▸ Trecho fornecido:
A maior crítica de cinema dos Estados Unidos neste século, que influenciou atores e diretores, só começou a carreira aos 34 anos


CARLOS EDUARDO LINS DA SILVA
da Sucursal de Brasília


Pauline Kael (pronuncia-se "quêiul"), a mais importante crítica de cinema dos EUA neste século, que chega hoje aos 80 anos de idade, começou sua carreira em 1953, surpreendentemente tarde.
A maioria dos críticos se aventura na profissão mal saída dos primeiros filmes que vê. Apesar de ter começado na atividade já madura, ela se transformou, na expressão de seu editor na revista "The New Yorker", William Shawn, numa "cinemateca ambulante".
"É improvável que alguém no mundo tenha escrito sobre mais filmes do que ela. Também é improvável que alguém no mundo carregue na cabeça mais informações sobre filmes do que ela", dizia Shawn.
É lendária sua capacidade de lembrar e descrever cenas, sequências, imagens, efeitos, gestos de atores. Mas, ainda segundo Shawn, isso é apenas o ponto de partida para avaliar Pauline Kael.
Eloquente, apaixonada, original, dona de estilo claro, ao mesmo tempo conciso e completo, suas opiniões foram tão importantes para cineastas e atores que seus textos influenciaram a própria evolução da arte cinematográfica na segunda metade do século.
Ainda vai se estudar como as críticas de Kael alteraram a concepção e a realização de artistas importantes. Quando isso ocorrer, com certeza se verificará que sua contribuição para a melhoria de muitos deles não foi pequena.
Até os 34 anos, Kael, filha de imigrantes poloneses estabelecidos na Califórnia (Costa Oeste dos EUA), estudou filosofia, trabalhou como cozinheira, costureira, balconista de livraria e editora de livros, casou-se e teve uma filha, Gina.
Sua primeira crítica foi publicada em 1953, numa publicação de pequena circulação em Boston, Massachusetts (Costa Leste do país). Depois, escreveu para revistas mais acadêmicas ou profissionais do que de grande público.

▸ Conjunto de dados:
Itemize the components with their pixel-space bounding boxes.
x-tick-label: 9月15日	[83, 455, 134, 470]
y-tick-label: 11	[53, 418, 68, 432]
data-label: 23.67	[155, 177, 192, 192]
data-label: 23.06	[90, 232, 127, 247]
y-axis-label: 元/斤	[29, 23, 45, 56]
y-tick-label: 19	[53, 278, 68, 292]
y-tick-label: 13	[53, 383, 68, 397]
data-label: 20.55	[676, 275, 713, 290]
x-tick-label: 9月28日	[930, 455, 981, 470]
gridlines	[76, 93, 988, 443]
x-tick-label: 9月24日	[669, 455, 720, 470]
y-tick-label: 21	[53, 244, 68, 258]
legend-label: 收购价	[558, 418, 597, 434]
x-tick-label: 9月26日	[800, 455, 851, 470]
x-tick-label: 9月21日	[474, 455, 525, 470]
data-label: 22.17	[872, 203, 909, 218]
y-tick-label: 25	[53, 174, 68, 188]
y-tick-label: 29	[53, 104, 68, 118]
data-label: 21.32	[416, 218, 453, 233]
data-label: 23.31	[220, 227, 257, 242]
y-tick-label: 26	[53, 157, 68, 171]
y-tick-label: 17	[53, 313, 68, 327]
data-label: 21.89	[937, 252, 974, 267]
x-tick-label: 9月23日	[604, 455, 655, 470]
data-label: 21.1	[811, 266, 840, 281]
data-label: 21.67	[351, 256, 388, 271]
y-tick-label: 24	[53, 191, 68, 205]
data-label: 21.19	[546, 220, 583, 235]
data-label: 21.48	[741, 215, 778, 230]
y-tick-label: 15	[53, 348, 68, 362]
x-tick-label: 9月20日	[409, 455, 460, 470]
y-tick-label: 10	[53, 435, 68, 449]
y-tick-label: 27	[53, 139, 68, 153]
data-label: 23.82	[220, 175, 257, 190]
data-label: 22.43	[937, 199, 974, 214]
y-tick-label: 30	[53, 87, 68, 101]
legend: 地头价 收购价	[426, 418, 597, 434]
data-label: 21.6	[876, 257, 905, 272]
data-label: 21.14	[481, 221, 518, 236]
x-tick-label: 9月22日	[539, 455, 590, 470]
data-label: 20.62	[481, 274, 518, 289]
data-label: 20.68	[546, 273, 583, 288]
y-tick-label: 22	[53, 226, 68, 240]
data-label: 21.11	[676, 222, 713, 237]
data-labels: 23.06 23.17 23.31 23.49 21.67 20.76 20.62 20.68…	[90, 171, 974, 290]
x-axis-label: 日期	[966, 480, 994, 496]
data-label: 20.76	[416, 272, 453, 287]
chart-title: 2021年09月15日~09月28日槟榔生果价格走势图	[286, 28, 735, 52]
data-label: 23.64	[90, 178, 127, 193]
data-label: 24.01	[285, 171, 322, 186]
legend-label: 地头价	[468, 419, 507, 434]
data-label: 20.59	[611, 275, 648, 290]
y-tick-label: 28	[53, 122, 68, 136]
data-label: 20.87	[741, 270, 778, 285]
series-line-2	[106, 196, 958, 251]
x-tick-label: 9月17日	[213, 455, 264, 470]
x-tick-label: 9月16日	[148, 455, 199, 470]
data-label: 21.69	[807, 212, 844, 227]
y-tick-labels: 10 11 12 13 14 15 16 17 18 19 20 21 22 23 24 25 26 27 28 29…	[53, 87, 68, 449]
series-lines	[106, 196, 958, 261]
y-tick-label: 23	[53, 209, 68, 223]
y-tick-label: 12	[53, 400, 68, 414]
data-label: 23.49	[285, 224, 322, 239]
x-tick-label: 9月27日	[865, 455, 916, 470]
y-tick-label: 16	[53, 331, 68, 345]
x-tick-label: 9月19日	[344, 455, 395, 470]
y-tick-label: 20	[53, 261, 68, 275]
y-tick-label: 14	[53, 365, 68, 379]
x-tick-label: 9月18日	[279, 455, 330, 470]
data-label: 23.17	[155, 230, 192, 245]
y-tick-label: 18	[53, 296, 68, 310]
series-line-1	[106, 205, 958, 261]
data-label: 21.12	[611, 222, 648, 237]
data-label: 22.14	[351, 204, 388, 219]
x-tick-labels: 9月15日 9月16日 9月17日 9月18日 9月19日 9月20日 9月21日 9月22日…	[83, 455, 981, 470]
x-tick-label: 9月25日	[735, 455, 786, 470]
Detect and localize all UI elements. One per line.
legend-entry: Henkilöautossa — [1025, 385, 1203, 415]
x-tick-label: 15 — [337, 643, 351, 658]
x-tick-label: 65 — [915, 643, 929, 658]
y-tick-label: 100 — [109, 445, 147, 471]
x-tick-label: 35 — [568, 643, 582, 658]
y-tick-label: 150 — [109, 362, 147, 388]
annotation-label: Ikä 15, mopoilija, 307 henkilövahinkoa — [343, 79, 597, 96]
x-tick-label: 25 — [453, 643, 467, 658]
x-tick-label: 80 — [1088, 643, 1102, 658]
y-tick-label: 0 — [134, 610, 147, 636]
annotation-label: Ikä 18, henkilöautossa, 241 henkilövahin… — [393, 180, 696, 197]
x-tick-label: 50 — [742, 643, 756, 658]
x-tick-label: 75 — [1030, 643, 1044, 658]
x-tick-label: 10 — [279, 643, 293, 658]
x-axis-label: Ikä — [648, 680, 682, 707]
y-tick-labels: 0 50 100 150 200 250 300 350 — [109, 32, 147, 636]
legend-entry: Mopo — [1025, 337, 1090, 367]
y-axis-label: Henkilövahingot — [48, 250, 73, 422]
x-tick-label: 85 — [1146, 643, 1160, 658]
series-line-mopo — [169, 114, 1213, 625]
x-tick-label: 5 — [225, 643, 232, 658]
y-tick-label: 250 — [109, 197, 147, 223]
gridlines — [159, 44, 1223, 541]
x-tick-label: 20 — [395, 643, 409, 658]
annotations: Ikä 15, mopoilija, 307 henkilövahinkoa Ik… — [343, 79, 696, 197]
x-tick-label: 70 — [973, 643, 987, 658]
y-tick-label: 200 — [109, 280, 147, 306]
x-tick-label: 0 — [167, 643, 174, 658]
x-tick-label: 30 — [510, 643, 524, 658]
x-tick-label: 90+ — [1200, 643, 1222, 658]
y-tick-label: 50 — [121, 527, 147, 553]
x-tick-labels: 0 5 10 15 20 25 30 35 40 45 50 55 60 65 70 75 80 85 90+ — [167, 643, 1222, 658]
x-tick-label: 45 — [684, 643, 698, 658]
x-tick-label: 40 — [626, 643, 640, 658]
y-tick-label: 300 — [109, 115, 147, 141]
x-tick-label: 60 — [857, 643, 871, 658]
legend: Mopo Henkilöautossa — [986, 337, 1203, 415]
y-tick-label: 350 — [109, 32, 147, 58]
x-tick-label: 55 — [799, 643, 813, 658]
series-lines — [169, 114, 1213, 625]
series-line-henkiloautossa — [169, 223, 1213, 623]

▸ O que fazer:
Reproduza o texto sobre Pauline Kael entre "A maioria dos" e "metade do século.", inclusive, trocando "lendária" por "famosa".

▸ Resposta correta:
A maioria dos críticos se aventura na profissão mal saída dos primeiros filmes que vê. Apesar de ter começado na atividade já madura, ela se transformou, na expressão de seu editor na revista "The New Yorker", William Shawn, numa "cinemateca ambulante".
"É improvável que alguém no mundo tenha escrito sobre mais filmes do que ela. Também é improvável que alguém no mundo carregue na cabeça mais informações sobre filmes do que ela", dizia Shawn.
É famosa sua capacidade de lembrar e descrever cenas, sequências, imagens, efeitos, gestos de atores. Mas, ainda segundo Shawn, isso é apenas o ponto de partida para avaliar Pauline Kael.
Eloquente, apaixonada, original, dona de estilo claro, ao mesmo tempo conciso e completo, suas opiniões foram tão importantes para cineastas e atores que seus textos influenciaram a própria evolução da arte cinematográfica na segunda metade do século.